All of the data below should be written out exactly.
★ ★ ★ ★
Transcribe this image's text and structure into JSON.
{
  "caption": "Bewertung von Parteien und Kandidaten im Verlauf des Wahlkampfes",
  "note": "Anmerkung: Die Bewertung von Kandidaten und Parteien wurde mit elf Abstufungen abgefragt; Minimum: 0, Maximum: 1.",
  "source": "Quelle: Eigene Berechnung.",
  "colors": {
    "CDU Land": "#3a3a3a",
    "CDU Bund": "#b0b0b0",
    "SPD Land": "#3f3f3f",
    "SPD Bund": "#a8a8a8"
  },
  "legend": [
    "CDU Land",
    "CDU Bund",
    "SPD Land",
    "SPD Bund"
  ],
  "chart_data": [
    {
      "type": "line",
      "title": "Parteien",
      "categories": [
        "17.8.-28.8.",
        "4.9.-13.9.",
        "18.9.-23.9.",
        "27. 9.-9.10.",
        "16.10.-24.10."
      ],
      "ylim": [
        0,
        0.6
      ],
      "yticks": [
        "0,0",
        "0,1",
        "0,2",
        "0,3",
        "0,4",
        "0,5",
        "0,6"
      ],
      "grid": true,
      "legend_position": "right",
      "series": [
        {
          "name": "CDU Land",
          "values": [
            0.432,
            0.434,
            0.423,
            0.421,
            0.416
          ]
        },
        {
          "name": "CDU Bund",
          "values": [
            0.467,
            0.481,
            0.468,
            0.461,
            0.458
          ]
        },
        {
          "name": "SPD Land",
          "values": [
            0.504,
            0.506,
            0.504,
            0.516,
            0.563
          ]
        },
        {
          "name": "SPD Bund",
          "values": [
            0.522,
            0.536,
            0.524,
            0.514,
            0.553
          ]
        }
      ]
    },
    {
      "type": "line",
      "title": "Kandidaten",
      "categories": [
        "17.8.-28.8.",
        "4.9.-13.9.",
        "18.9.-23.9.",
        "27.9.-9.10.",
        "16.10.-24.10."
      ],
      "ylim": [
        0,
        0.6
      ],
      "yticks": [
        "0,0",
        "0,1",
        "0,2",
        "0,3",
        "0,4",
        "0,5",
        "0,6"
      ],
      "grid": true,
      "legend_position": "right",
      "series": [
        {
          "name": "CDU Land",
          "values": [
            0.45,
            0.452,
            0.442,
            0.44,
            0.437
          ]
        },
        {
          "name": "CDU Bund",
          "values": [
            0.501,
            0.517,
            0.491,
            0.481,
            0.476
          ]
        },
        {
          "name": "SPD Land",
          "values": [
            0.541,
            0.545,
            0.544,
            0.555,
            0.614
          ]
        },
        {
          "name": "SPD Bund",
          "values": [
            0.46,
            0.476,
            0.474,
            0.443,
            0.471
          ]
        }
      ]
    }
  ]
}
★ ★ ★ ★
* **Solution**:
Transcribe this image's text and structure into JSON.
{
  "caption": "Bewertung von Parteien und Kandidaten im Verlauf des Wahlkampfes",
  "note": "Anmerkung: Die Bewertung von Kandidaten und Parteien wurde mit elf Abstufungen abgefragt; Minimum: 0, Maximum: 1.",
  "source": "Quelle: Eigene Berechnung.",
  "colors": {
    "CDU Land": "#3a3a3a",
    "CDU Bund": "#b0b0b0",
    "SPD Land": "#3f3f3f",
    "SPD Bund": "#a8a8a8"
  },
  "legend": [
    "CDU Land",
    "CDU Bund",
    "SPD Land",
    "SPD Bund"
  ],
  "chart_data": [
    {
      "type": "line",
      "title": "Parteien",
      "categories": [
        "17.8.-28.8.",
        "4.9.-13.9.",
        "18.9.-23.9.",
        "27. 9.-9.10.",
        "16.10.-24.10."
      ],
      "ylim": [
        0,
        0.6
      ],
      "yticks": [
        "0,0",
        "0,1",
        "0,2",
        "0,3",
        "0,4",
        "0,5",
        "0,6"
      ],
      "grid": true,
      "legend_position": "right",
      "series": [
        {
          "name": "CDU Land",
          "values": [
            0.432,
            0.434,
            0.423,
            0.421,
            0.416
          ]
        },
        {
          "name": "CDU Bund",
          "values": [
            0.467,
            0.481,
            0.468,
            0.461,
            0.458
          ]
        },
        {
          "name": "SPD Land",
          "values": [
            0.504,
            0.506,
            0.504,
            0.516,
            0.563
          ]
        },
        {
          "name": "SPD Bund",
          "values": [
            0.522,
            0.536,
            0.524,
            0.514,
            0.553
          ]
        }
      ]
    },
    {
      "type": "line",
      "title": "Kandidaten",
      "categories": [
        "17.8.-28.8.",
        "4.9.-13.9.",
        "18.9.-23.9.",
        "27.9.-9.10.",
        "16.10.-24.10."
      ],
      "ylim": [
        0,
        0.6
      ],
      "yticks": [
        "0,0",
        "0,1",
        "0,2",
        "0,3",
        "0,4",
        "0,5",
        "0,6"
      ],
      "grid": true,
      "legend_position": "right",
      "series": [
        {
          "name": "CDU Land",
          "values": [
            0.45,
            0.452,
            0.442,
            0.44,
            0.437
          ]
        },
        {
          "name": "CDU Bund",
          "values": [
            0.501,
            0.517,
            0.491,
            0.481,
            0.476
          ]
        },
        {
          "name": "SPD Land",
          "values": [
            0.541,
            0.545,
            0.544,
            0.555,
            0.614
          ]
        },
        {
          "name": "SPD Bund",
          "values": [
            0.46,
            0.476,
            0.474,
            0.443,
            0.471
          ]
        }
      ]
    }
  ]
}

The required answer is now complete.